**TAREA POR REALIZAR:** Reescribe el texto sobre los implantes cerebrales desde "Es lo que sucede" hasta "áreas cerebrales motoras.", cambiando "manzana" por "naranja".

**FRAGMENTO DE LECTURA:**
Por ello, la noticia, publicada el pasado 9 de julio en la revista Science, de que un equipo de científicos comandado por Richard Andersen, del Instituto Tecnológico de California, logró usar un sistema similar para que unos monos, mediante implantes en áreas cognitivas (no motoras) de su cerebro, controlaran directamente el movimiento de un cursor en la pantalla de una computadora es un paso más que nos acerca a la posibilidad de prótesis inteligentes controladas mentalmente.
La diferencia entre los logros de Nicolelis y los de Andersen son que éste último logró que los monos muevan el cursor simplemente pensando en hacia dónde quieren que se mueva. Esto lo logran gracias a computadoras que interpretan los impulsos de sus cerebros (o más bien, según lo describen los autores del artículo, “adivinan” lo que los monos pretenden hacer, con una exactitud de hasta el 88 por ciento). En vez de conectar sus implantes a las áreas motoras del cerebro, que controlan el movimiento de los músculos, Andersen los conectó a áreas cognitivas, que forman una especie de “imagen” de lo que el mono quiere hacer y mandan los impulsos necesarios para que las áreas motoras ejecuten la acción.
Es lo que sucede cuando uno toma un vaso o una manzana: uno no piensa conscientemente “tengo que alargar mi brazo 30 centímetros, luego abrir los dedos, ponerlos alrededor del vaso y luego cerrarlos, pero no con demasiada fuerza”, etcétera. Uno simplemente decide tomar el vaso y otras áreas cerebrales se encargan de controlar todo lo demás. En los monos de Andersen la computadora hace el papel de estas áreas cerebrales motoras.
De modo que, sorprendentemente, quizá el Dr. Octopus sea la parte menos fantasiosa de la película del Hombre Araña... desde luego, podemos estar seguros de que, a pesar de su “inteligencia”, las futuras prótesis y hasta “cuerpos” robóticos no se apoderarán de sus usuarios parapléjicos, sino que los ayudarán a recuperar la posibilidad de actuar en el mundo.

**INFORMACIÓN PROPORCIONADA:**
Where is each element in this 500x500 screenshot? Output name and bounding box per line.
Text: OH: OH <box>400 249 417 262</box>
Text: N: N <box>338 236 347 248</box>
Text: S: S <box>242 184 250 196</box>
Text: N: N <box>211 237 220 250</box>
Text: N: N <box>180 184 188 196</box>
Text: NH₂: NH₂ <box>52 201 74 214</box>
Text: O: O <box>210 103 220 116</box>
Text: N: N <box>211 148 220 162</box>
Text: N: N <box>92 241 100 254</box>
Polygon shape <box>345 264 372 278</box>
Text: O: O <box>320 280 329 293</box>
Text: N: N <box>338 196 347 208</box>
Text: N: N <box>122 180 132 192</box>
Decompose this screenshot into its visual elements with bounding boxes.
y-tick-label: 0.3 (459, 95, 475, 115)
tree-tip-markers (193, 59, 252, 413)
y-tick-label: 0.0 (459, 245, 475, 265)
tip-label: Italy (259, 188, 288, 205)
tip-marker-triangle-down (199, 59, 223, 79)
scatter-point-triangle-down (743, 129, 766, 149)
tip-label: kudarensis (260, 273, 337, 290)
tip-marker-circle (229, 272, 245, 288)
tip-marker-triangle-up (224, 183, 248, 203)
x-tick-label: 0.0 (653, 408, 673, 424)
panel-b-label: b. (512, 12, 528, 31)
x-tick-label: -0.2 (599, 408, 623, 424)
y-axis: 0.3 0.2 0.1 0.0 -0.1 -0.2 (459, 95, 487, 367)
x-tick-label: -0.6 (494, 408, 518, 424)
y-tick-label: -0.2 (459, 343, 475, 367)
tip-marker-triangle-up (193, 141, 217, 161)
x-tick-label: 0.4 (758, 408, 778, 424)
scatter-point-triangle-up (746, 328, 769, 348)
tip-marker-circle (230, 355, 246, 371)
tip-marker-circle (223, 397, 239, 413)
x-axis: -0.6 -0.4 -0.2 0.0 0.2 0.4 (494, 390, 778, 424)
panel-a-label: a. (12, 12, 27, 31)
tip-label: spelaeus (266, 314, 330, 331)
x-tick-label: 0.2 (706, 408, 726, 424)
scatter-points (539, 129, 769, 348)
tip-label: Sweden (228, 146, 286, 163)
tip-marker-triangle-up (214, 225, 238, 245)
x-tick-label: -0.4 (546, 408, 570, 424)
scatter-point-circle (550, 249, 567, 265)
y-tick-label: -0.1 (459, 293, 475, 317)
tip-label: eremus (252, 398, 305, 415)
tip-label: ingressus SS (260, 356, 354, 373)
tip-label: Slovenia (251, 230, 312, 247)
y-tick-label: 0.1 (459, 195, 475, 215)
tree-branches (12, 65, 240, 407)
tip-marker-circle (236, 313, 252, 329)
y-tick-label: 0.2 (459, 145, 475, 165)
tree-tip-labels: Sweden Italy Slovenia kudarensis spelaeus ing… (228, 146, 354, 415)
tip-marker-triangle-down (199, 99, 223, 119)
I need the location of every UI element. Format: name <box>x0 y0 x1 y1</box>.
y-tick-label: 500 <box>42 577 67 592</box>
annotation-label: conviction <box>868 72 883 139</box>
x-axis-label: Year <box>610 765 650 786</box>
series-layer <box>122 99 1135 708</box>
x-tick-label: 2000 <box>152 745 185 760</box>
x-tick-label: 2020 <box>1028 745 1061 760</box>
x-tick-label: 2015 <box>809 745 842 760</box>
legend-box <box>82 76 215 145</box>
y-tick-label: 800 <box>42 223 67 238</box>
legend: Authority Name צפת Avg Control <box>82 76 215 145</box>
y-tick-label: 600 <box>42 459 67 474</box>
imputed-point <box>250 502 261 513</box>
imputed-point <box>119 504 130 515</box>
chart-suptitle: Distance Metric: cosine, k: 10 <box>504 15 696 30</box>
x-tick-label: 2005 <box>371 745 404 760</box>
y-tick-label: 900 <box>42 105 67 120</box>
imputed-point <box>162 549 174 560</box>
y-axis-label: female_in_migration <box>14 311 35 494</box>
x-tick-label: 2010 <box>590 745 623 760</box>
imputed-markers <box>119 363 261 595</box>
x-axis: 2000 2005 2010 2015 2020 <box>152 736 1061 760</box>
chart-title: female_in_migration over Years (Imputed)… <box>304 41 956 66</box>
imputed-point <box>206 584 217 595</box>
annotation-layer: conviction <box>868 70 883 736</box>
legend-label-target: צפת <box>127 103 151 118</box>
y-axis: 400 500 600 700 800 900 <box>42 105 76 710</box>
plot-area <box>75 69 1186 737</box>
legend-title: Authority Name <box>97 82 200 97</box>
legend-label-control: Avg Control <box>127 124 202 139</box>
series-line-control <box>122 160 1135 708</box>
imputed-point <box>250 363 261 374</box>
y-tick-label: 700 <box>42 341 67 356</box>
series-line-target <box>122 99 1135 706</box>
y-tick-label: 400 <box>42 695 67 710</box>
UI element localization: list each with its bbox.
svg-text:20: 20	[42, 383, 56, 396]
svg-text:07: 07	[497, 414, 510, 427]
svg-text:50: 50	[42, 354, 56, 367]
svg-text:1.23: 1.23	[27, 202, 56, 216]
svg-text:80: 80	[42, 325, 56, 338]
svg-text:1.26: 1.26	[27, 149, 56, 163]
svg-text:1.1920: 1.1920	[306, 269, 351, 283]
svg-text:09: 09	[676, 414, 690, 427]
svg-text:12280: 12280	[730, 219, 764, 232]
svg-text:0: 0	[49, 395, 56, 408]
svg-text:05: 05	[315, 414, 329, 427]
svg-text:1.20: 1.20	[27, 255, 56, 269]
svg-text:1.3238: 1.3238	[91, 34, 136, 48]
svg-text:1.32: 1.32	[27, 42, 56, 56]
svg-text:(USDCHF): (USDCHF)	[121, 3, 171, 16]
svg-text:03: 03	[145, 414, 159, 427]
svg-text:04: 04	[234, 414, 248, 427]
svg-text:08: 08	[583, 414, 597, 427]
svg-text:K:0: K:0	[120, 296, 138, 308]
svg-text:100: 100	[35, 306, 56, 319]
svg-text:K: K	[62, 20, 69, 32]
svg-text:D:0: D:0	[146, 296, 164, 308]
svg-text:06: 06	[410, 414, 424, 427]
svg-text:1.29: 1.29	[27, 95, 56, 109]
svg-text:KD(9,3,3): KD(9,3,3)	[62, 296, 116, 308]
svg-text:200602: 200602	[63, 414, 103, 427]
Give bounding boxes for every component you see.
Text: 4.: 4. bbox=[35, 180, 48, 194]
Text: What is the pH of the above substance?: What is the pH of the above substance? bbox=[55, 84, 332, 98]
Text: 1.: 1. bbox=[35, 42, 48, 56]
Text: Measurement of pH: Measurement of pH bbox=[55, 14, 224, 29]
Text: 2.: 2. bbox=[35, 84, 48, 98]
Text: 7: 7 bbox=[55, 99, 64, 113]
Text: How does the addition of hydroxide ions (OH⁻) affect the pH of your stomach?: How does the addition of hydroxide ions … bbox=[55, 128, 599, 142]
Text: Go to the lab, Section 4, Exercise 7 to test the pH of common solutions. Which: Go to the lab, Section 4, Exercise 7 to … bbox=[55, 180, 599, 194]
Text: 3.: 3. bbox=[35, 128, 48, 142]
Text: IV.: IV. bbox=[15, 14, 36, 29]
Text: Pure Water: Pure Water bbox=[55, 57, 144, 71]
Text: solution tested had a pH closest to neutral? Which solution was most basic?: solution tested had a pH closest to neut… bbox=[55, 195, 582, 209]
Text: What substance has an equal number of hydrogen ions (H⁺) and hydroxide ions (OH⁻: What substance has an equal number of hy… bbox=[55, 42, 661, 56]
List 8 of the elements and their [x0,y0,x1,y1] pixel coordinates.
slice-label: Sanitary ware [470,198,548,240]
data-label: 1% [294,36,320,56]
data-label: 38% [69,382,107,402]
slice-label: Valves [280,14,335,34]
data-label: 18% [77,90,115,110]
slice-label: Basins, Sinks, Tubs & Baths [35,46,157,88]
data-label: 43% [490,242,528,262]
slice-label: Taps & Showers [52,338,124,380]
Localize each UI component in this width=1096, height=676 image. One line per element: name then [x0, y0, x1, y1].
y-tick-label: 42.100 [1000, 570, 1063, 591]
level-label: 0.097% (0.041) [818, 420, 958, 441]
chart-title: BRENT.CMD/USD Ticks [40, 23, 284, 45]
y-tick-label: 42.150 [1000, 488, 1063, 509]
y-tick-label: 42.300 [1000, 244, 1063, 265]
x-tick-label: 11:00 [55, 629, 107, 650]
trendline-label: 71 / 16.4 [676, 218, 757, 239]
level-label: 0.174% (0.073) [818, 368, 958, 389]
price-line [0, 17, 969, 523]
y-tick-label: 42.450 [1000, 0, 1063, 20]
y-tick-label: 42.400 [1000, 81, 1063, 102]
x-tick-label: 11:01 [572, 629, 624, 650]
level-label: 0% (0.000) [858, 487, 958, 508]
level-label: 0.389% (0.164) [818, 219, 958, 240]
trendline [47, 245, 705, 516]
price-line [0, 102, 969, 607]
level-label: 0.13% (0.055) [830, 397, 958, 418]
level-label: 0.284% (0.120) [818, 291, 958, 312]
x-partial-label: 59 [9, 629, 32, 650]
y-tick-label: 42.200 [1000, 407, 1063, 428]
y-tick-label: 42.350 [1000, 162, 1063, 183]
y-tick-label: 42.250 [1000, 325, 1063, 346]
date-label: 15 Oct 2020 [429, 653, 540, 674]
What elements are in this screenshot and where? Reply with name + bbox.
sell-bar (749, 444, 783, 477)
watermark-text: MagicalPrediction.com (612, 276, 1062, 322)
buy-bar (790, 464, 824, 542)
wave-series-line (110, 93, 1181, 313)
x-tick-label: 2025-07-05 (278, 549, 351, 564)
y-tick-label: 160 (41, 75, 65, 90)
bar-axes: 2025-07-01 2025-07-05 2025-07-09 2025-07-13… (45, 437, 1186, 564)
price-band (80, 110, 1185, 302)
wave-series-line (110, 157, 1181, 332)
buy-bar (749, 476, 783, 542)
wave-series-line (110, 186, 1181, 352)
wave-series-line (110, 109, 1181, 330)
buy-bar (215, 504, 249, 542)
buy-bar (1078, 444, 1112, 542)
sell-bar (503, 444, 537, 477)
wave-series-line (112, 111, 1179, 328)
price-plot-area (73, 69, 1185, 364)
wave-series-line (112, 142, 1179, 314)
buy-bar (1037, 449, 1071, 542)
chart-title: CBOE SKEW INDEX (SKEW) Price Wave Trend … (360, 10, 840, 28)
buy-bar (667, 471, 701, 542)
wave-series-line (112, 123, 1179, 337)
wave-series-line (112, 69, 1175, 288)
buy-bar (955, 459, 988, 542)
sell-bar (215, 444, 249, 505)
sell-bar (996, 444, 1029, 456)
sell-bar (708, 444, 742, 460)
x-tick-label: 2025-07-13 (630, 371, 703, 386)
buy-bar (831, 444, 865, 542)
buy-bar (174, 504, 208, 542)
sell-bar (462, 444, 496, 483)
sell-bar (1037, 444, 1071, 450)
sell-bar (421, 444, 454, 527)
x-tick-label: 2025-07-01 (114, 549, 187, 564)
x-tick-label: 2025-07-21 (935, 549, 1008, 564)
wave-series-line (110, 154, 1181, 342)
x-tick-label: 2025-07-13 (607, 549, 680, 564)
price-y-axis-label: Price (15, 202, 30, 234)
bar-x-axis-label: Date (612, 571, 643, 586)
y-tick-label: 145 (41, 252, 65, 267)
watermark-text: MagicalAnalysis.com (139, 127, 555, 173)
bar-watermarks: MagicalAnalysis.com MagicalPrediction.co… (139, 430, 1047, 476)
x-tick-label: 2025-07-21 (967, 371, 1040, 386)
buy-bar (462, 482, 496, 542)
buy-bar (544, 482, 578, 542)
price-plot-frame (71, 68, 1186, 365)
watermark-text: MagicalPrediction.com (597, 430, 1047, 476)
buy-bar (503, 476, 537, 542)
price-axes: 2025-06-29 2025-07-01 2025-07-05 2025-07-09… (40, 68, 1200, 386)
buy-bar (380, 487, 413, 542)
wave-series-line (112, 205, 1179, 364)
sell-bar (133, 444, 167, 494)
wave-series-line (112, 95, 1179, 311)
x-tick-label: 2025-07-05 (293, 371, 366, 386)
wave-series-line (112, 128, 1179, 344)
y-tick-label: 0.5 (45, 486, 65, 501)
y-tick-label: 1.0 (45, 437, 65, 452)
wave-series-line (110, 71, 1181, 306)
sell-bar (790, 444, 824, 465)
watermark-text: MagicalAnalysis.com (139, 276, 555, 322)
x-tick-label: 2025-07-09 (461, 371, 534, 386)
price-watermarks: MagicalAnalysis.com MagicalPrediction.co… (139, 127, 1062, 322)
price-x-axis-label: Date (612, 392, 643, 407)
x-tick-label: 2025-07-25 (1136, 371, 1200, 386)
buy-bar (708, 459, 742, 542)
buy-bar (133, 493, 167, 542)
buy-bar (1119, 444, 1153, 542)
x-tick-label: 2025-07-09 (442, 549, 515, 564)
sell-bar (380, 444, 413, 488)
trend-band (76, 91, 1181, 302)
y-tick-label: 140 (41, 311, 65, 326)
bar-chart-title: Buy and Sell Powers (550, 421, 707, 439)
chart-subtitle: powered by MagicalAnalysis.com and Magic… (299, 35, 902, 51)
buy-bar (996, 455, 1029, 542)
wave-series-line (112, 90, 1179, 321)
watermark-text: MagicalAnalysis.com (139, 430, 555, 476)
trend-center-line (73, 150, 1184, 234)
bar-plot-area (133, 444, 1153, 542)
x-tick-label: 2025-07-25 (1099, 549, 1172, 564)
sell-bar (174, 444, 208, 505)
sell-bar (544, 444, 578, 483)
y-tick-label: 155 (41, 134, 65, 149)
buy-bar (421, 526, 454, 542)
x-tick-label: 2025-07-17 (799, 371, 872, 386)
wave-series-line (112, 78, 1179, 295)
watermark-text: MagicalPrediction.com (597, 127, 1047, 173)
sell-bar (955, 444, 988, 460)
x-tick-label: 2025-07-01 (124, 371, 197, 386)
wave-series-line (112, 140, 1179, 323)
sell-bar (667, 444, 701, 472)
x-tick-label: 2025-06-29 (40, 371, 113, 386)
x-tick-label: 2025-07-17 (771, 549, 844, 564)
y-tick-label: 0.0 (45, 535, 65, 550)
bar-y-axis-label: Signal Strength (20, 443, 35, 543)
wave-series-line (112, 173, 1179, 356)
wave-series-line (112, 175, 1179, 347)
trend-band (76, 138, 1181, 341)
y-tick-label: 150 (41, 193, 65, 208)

**EJERCICIO RESUELTO:**
Es lo que sucede cuando uno toma un vaso o una naranja: uno no piensa conscientemente “tengo que alargar mi brazo 30 centímetros, luego abrir los dedos, ponerlos alrededor del vaso y luego cerrarlos, pero no con demasiada fuerza”, etcétera. Uno simplemente decide tomar el vaso y otras áreas cerebrales se encargan de controlar todo lo demás. En los monos de Andersen la computadora hace el papel de estas áreas cerebrales motoras.